Scan the material for the word "слушаний", and copy each line where it shows up.

Records shown —
----

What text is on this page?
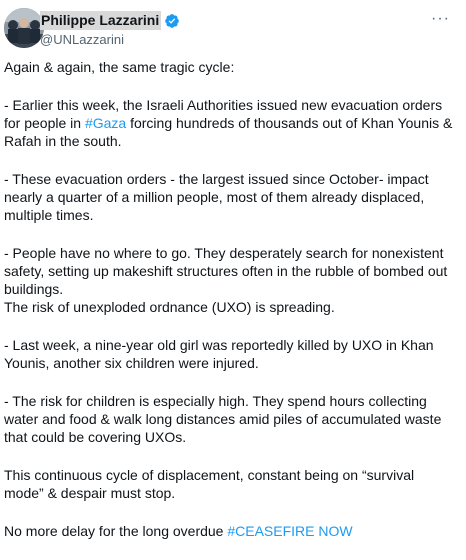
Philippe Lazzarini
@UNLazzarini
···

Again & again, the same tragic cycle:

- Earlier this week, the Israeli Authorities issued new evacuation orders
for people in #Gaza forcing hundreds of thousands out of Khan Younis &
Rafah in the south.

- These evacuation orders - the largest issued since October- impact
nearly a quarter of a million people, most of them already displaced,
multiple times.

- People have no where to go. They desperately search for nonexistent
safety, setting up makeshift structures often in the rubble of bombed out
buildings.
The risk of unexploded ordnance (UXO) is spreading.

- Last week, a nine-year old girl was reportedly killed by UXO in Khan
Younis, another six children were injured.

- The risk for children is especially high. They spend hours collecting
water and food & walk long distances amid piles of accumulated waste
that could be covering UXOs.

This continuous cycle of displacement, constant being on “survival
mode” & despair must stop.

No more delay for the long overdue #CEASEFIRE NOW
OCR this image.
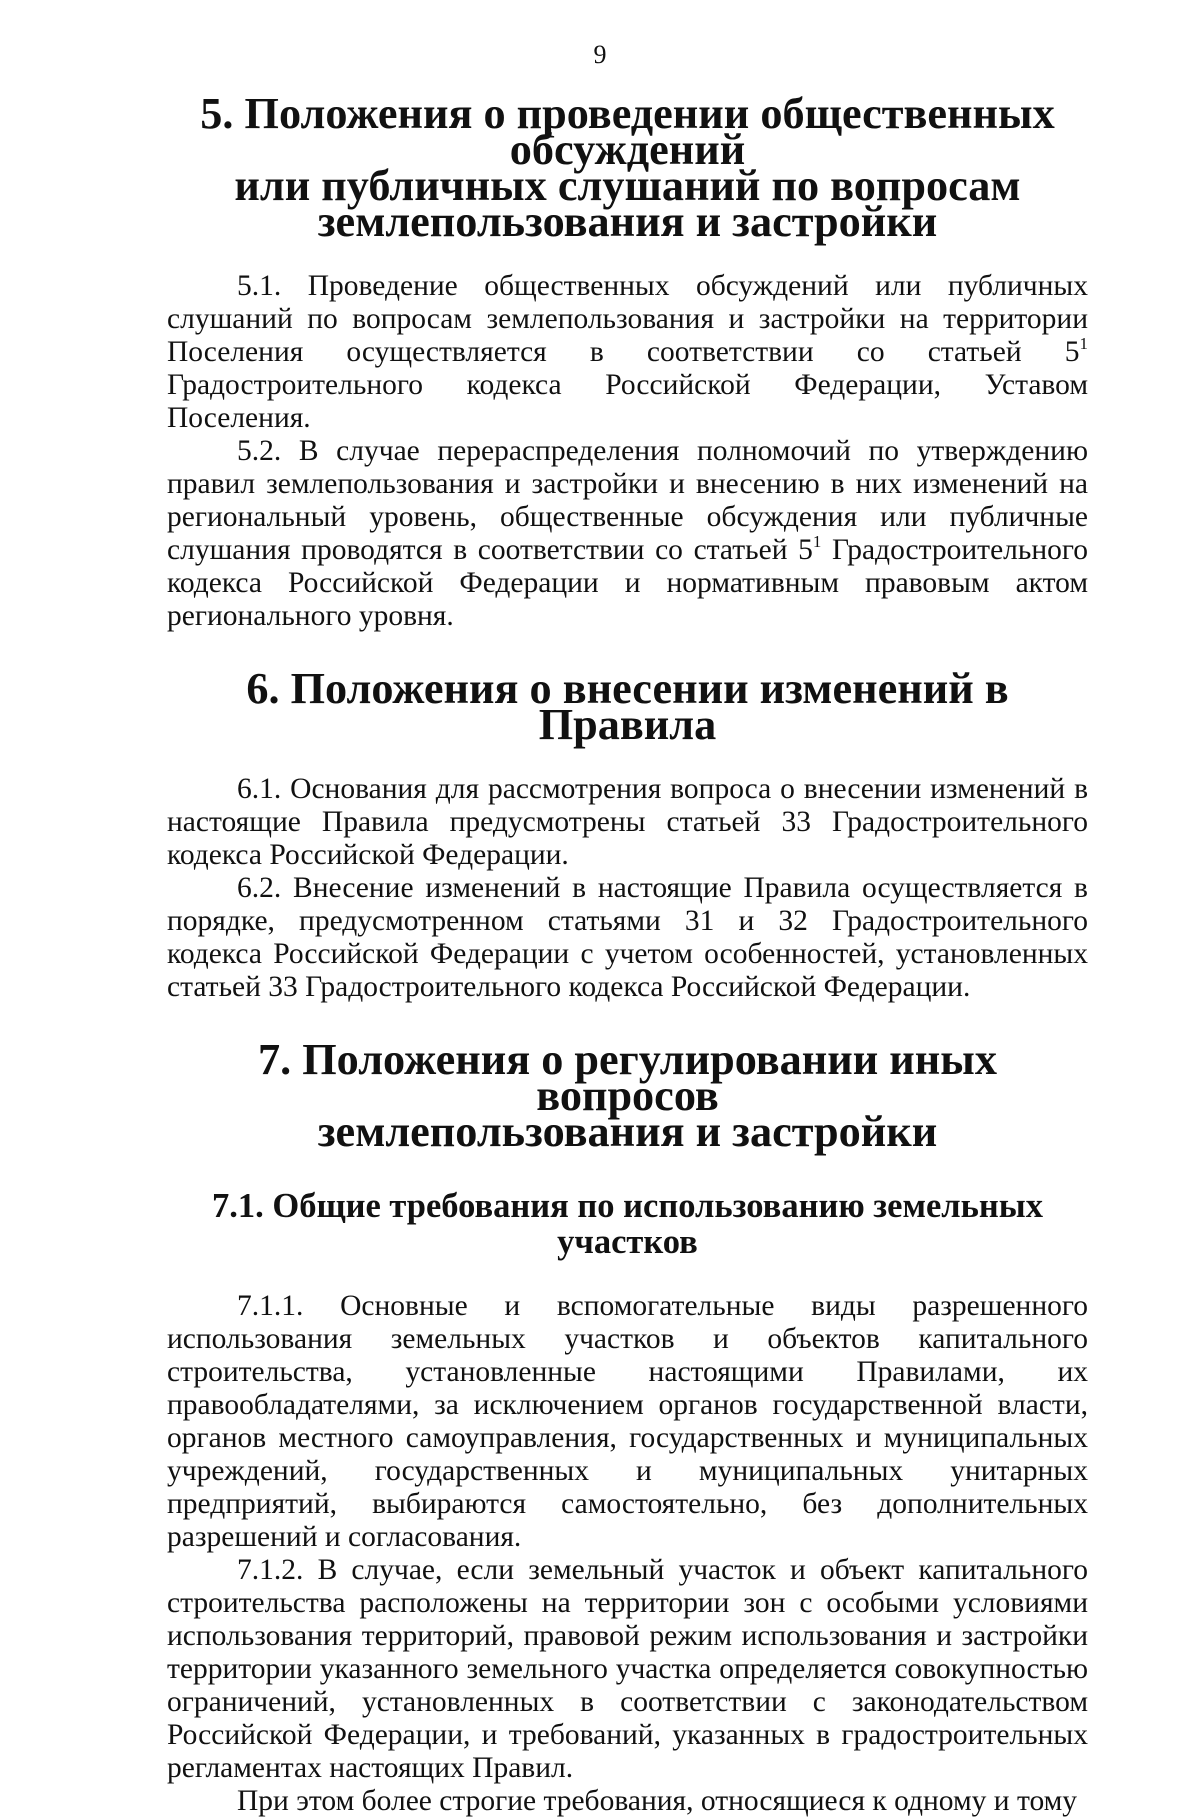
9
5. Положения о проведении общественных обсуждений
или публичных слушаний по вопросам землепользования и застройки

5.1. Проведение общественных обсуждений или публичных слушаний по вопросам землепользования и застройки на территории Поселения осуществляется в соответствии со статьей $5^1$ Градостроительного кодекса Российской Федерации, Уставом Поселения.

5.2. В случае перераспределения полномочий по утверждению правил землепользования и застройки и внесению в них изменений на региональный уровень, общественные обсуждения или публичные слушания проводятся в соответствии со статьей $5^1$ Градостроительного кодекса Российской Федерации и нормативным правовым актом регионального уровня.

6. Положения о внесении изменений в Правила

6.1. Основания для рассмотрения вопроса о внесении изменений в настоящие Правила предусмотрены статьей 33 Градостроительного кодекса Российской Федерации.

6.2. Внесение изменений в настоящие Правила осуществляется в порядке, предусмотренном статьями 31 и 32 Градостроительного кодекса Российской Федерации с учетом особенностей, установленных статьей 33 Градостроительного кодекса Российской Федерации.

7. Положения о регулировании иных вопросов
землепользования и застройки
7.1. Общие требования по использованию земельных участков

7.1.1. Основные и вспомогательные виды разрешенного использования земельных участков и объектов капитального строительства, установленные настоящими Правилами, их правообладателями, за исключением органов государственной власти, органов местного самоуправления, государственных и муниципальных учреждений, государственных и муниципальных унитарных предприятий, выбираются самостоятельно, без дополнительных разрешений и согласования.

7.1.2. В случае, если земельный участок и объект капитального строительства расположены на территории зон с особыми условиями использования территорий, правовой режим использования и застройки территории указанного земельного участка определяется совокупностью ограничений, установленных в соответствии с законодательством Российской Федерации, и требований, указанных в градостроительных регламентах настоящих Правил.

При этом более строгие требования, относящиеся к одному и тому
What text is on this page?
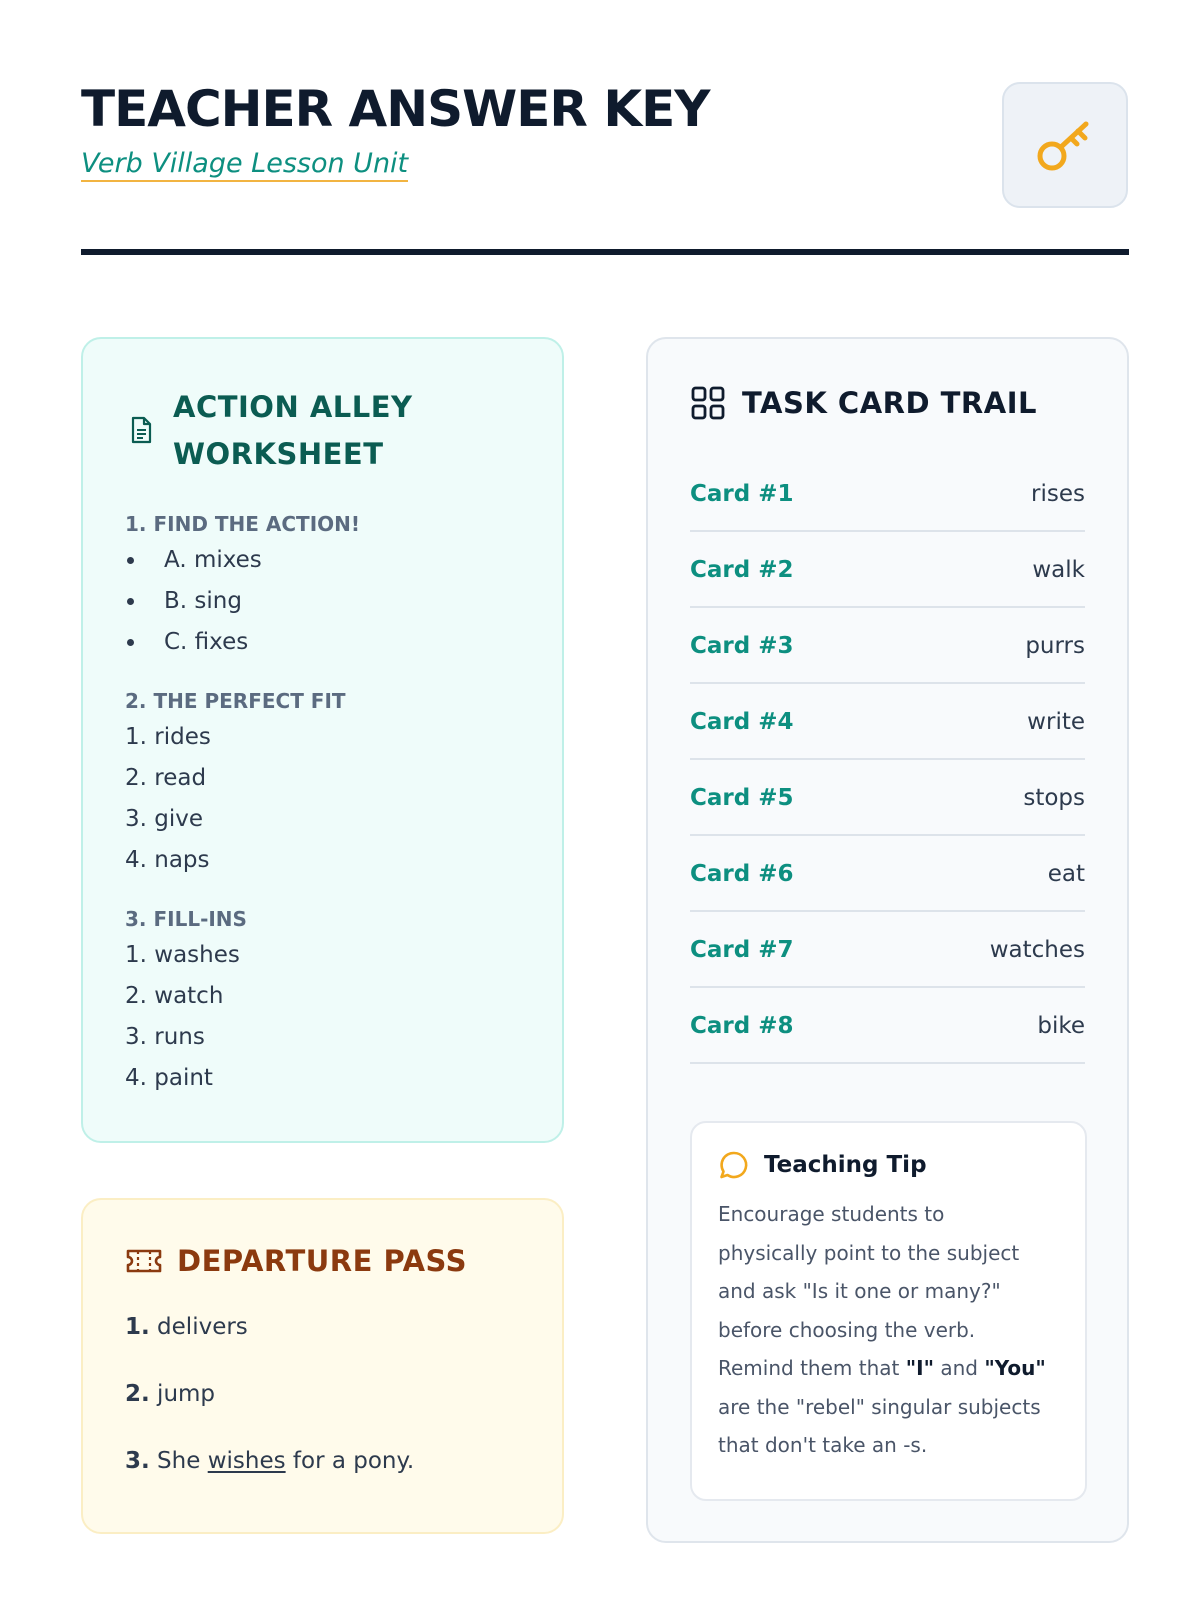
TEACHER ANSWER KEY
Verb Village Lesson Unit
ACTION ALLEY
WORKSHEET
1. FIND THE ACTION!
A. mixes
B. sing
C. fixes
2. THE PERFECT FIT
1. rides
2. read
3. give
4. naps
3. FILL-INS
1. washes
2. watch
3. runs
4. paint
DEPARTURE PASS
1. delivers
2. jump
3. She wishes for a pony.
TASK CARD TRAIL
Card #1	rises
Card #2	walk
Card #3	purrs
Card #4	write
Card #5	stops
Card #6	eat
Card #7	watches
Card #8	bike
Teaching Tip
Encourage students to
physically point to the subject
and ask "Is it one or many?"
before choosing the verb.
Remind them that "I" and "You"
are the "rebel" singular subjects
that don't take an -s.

----

Reply —
или публичных слушаний по вопросам землепользования и застройки
5.1. Проведение общественных обсуждений или публичных слушаний по вопросам землепользования и застройки на территории Поселения осуществляется в соответствии со статьей $5^1$ Градостроительного кодекса Российской Федерации, Уставом Поселения.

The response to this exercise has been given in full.